* Set exercise
Repeat all of the records verbatim.

··· Records supplied ···

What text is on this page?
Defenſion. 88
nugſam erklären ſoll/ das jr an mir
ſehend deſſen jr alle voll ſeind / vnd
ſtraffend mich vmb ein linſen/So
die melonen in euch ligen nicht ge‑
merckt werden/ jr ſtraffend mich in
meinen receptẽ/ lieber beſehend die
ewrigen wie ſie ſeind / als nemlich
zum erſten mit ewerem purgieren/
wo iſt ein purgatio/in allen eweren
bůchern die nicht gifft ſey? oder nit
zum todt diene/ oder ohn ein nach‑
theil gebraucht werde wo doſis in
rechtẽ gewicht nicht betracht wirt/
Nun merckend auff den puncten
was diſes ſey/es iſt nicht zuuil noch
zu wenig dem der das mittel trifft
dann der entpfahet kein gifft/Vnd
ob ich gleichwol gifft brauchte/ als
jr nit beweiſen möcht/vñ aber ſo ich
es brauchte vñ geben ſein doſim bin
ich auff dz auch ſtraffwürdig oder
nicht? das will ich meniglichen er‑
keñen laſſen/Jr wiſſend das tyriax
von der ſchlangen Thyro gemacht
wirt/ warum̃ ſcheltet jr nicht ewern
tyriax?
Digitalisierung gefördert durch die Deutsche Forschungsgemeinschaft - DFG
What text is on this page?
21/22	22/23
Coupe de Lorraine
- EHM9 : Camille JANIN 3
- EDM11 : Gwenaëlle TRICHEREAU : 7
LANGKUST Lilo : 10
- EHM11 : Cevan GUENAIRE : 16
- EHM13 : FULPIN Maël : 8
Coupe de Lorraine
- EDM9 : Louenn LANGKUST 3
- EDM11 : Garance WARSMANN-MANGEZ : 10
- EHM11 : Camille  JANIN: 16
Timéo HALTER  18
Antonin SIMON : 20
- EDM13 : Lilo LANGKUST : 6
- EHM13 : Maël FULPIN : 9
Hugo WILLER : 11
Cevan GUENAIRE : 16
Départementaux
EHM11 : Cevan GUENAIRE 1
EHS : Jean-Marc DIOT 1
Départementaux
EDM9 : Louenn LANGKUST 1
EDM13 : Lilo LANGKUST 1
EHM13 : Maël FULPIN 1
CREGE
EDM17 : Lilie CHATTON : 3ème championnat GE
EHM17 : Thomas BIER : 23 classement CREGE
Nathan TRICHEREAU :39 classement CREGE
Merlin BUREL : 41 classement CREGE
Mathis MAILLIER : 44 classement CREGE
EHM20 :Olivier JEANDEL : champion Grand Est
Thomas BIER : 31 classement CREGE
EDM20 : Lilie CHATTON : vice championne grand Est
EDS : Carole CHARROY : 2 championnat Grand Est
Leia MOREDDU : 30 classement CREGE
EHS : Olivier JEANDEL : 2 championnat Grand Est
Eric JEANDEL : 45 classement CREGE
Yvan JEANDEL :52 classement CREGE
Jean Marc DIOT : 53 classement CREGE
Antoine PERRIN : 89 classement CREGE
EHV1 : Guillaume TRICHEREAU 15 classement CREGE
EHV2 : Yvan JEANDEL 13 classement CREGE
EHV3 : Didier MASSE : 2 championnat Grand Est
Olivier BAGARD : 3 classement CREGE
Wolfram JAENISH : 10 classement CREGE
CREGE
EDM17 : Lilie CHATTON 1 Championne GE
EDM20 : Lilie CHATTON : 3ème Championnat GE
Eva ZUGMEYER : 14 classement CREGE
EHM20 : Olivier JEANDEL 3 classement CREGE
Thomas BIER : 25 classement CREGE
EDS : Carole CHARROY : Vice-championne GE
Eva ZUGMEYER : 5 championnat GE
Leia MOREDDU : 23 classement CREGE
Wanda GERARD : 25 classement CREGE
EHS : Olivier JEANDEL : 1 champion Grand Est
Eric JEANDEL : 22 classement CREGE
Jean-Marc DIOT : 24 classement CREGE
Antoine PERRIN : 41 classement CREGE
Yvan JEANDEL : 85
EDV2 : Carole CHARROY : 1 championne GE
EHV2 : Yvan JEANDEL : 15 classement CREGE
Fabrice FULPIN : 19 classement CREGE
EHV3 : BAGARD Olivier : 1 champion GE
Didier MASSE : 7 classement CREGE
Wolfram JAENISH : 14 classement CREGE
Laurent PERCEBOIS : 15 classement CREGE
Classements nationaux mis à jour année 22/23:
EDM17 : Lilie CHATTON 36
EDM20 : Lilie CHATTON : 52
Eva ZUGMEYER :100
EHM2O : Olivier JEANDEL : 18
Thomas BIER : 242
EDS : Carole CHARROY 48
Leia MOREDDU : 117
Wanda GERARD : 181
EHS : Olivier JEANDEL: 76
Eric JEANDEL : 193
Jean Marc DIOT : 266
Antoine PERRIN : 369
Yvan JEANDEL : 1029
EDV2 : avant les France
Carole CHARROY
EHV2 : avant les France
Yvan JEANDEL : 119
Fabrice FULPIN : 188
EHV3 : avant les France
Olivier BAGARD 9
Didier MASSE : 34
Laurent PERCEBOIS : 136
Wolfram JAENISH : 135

···

* Output
What text is on this page?
Defenſion. 88
nugſam erklären ſoll/ das jr an mir
ſehend deſſen jr alle voll ſeind / vnd
ſtraffend mich vmb ein linſen/So
die melonen in euch ligen nicht ge‑
merckt werden/ jr ſtraffend mich in
meinen receptẽ/ lieber beſehend die
ewrigen wie ſie ſeind / als nemlich
zum erſten mit ewerem purgieren/
wo iſt ein purgatio/in allen eweren
bůchern die nicht gifft ſey? oder nit
zum todt diene/ oder ohn ein nach‑
theil gebraucht werde wo doſis in
rechtẽ gewicht nicht betracht wirt/
Nun merckend auff den puncten
was diſes ſey/es iſt nicht zuuil noch
zu wenig dem der das mittel trifft
dann der entpfahet kein gifft/Vnd
ob ich gleichwol gifft brauchte/ als
jr nit beweiſen möcht/vñ aber ſo ich
es brauchte vñ geben ſein doſim bin
ich auff dz auch ſtraffwürdig oder
nicht? das will ich meniglichen er‑
keñen laſſen/Jr wiſſend das tyriax
von der ſchlangen Thyro gemacht
wirt/ warum̃ ſcheltet jr nicht ewern
tyriax?
Digitalisierung gefördert durch die Deutsche Forschungsgemeinschaft - DFG
What text is on this page?
21/22	22/23
Coupe de Lorraine
- EHM9 : Camille JANIN 3
- EDM11 : Gwenaëlle TRICHEREAU : 7
LANGKUST Lilo : 10
- EHM11 : Cevan GUENAIRE : 16
- EHM13 : FULPIN Maël : 8
Coupe de Lorraine
- EDM9 : Louenn LANGKUST 3
- EDM11 : Garance WARSMANN-MANGEZ : 10
- EHM11 : Camille  JANIN: 16
Timéo HALTER  18
Antonin SIMON : 20
- EDM13 : Lilo LANGKUST : 6
- EHM13 : Maël FULPIN : 9
Hugo WILLER : 11
Cevan GUENAIRE : 16
Départementaux
EHM11 : Cevan GUENAIRE 1
EHS : Jean-Marc DIOT 1
Départementaux
EDM9 : Louenn LANGKUST 1
EDM13 : Lilo LANGKUST 1
EHM13 : Maël FULPIN 1
CREGE
EDM17 : Lilie CHATTON : 3ème championnat GE
EHM17 : Thomas BIER : 23 classement CREGE
Nathan TRICHEREAU :39 classement CREGE
Merlin BUREL : 41 classement CREGE
Mathis MAILLIER : 44 classement CREGE
EHM20 :Olivier JEANDEL : champion Grand Est
Thomas BIER : 31 classement CREGE
EDM20 : Lilie CHATTON : vice championne grand Est
EDS : Carole CHARROY : 2 championnat Grand Est
Leia MOREDDU : 30 classement CREGE
EHS : Olivier JEANDEL : 2 championnat Grand Est
Eric JEANDEL : 45 classement CREGE
Yvan JEANDEL :52 classement CREGE
Jean Marc DIOT : 53 classement CREGE
Antoine PERRIN : 89 classement CREGE
EHV1 : Guillaume TRICHEREAU 15 classement CREGE
EHV2 : Yvan JEANDEL 13 classement CREGE
EHV3 : Didier MASSE : 2 championnat Grand Est
Olivier BAGARD : 3 classement CREGE
Wolfram JAENISH : 10 classement CREGE
CREGE
EDM17 : Lilie CHATTON 1 Championne GE
EDM20 : Lilie CHATTON : 3ème Championnat GE
Eva ZUGMEYER : 14 classement CREGE
EHM20 : Olivier JEANDEL 3 classement CREGE
Thomas BIER : 25 classement CREGE
EDS : Carole CHARROY : Vice-championne GE
Eva ZUGMEYER : 5 championnat GE
Leia MOREDDU : 23 classement CREGE
Wanda GERARD : 25 classement CREGE
EHS : Olivier JEANDEL : 1 champion Grand Est
Eric JEANDEL : 22 classement CREGE
Jean-Marc DIOT : 24 classement CREGE
Antoine PERRIN : 41 classement CREGE
Yvan JEANDEL : 85
EDV2 : Carole CHARROY : 1 championne GE
EHV2 : Yvan JEANDEL : 15 classement CREGE
Fabrice FULPIN : 19 classement CREGE
EHV3 : BAGARD Olivier : 1 champion GE
Didier MASSE : 7 classement CREGE
Wolfram JAENISH : 14 classement CREGE
Laurent PERCEBOIS : 15 classement CREGE
Classements nationaux mis à jour année 22/23:
EDM17 : Lilie CHATTON 36
EDM20 : Lilie CHATTON : 52
Eva ZUGMEYER :100
EHM2O : Olivier JEANDEL : 18
Thomas BIER : 242
EDS : Carole CHARROY 48
Leia MOREDDU : 117
Wanda GERARD : 181
EHS : Olivier JEANDEL: 76
Eric JEANDEL : 193
Jean Marc DIOT : 266
Antoine PERRIN : 369
Yvan JEANDEL : 1029
EDV2 : avant les France
Carole CHARROY
EHV2 : avant les France
Yvan JEANDEL : 119
Fabrice FULPIN : 188
EHV3 : avant les France
Olivier BAGARD 9
Didier MASSE : 34
Laurent PERCEBOIS : 136
Wolfram JAENISH : 135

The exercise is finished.